▶ [Your task] Work out how many lines hold "text". Give the number and nothing else.

Items listed in a dataset
....................
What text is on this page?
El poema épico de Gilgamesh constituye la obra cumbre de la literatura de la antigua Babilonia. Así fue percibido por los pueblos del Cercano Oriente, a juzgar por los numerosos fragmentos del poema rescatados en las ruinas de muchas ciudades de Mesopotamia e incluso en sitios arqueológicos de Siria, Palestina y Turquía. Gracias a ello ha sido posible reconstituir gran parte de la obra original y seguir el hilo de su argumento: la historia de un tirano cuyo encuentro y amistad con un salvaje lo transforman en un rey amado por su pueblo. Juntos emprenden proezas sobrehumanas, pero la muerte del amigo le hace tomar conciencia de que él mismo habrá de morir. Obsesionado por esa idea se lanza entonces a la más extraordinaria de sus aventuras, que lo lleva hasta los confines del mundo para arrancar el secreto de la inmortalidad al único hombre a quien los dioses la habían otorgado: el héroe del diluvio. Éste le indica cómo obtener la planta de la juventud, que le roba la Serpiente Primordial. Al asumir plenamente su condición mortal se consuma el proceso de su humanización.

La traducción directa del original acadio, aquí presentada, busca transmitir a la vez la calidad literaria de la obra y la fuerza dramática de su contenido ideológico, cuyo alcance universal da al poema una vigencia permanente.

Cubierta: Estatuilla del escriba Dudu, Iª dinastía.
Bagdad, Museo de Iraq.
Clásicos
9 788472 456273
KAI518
....................
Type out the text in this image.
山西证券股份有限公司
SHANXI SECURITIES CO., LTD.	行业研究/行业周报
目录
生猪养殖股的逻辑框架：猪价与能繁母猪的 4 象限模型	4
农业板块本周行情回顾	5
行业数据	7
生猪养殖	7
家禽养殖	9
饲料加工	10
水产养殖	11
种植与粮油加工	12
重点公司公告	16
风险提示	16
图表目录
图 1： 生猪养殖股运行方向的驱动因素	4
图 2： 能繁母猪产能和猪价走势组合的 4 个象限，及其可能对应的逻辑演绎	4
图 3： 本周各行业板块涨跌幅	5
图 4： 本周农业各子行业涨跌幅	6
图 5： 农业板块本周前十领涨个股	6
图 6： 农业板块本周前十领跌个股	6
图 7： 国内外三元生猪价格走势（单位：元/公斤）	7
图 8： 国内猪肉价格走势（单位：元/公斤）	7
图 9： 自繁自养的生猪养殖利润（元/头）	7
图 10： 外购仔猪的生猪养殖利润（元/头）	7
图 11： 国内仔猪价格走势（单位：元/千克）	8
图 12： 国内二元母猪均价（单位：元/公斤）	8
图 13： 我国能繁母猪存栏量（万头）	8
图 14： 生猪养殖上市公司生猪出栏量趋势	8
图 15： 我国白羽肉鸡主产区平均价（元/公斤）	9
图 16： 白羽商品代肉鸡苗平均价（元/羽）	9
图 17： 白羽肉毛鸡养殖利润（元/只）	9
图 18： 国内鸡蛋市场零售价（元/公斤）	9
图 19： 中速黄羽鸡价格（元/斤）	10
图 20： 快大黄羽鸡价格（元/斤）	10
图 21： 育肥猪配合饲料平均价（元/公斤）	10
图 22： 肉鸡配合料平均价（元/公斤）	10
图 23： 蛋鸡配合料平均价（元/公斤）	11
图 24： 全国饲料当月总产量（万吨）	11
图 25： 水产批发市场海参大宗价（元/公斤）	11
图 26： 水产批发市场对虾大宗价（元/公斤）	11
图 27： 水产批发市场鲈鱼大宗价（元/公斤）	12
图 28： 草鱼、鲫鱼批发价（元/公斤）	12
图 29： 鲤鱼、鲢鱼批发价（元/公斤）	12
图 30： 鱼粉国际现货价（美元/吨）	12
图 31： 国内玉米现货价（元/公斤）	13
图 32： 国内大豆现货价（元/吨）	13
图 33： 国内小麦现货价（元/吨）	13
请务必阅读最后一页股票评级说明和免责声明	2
....................
▶ [Solved exercise] 2